======== Source data

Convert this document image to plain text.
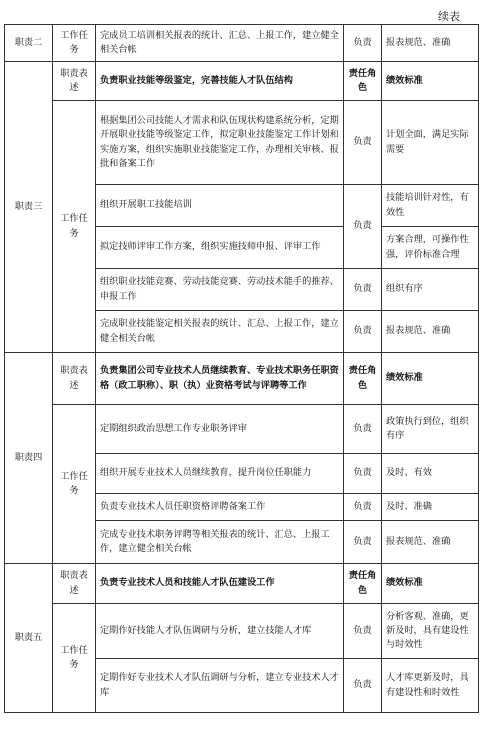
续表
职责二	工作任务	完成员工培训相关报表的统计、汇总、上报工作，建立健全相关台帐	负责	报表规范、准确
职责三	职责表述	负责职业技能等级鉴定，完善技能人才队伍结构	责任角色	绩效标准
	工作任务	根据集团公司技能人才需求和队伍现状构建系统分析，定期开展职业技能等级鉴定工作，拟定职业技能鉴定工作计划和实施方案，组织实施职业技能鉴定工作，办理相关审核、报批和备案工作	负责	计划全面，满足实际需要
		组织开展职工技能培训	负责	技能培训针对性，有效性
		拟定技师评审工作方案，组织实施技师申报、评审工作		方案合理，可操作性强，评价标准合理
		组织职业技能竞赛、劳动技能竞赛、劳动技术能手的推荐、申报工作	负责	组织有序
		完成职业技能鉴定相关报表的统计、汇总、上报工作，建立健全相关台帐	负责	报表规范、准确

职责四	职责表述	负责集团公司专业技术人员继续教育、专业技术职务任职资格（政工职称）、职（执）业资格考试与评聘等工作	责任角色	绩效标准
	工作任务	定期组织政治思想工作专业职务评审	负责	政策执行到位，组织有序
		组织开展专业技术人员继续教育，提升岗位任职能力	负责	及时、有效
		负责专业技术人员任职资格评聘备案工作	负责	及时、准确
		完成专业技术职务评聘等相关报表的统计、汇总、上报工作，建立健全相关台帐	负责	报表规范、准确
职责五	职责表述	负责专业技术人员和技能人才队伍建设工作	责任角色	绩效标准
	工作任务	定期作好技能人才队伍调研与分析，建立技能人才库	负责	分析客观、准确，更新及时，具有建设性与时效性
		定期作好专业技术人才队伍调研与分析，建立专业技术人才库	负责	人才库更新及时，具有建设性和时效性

================

• [Exercise task]
Using the records above, list each line that includes "报表规范".

• [Output]
职责二	工作任务	完成员工培训相关报表的统计、汇总、上报工作，建立健全相关台帐	负责	报表规范、准确
		完成职业技能鉴定相关报表的统计、汇总、上报工作，建立健全相关台帐	负责	报表规范、准确
		完成专业技术职务评聘等相关报表的统计、汇总、上报工作，建立健全相关台帐	负责	报表规范、准确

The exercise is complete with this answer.